PROBLEM DETAILS -> Only the number is wanted: how many lines of the data contain "this"?

DATA SECTION ->
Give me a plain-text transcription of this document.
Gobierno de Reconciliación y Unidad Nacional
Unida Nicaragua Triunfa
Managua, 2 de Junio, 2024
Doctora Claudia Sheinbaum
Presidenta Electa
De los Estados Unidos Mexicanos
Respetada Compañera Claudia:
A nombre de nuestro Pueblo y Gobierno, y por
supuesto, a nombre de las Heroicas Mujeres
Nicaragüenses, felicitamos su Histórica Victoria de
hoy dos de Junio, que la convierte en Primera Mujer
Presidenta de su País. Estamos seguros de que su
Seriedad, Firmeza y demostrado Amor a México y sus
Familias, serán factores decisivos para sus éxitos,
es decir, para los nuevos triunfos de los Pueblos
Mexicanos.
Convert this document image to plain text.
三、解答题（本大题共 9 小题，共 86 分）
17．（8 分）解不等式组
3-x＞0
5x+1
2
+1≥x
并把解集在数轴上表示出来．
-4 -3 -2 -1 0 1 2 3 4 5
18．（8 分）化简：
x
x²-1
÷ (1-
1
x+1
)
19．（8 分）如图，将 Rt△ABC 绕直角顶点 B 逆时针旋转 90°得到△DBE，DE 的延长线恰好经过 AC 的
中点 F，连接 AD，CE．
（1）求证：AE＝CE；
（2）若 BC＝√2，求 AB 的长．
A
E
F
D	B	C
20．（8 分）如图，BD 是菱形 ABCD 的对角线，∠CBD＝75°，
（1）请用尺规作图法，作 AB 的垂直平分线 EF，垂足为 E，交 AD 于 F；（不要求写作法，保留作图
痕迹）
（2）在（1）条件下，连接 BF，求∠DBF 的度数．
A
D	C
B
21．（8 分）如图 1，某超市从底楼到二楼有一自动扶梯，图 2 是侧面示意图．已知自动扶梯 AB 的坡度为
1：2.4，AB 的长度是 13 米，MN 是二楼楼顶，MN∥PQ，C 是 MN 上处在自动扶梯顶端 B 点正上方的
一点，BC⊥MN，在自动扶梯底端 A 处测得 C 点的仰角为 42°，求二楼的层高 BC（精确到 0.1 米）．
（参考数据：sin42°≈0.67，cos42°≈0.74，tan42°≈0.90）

SOLUTION TO THE PROBLEM -> 2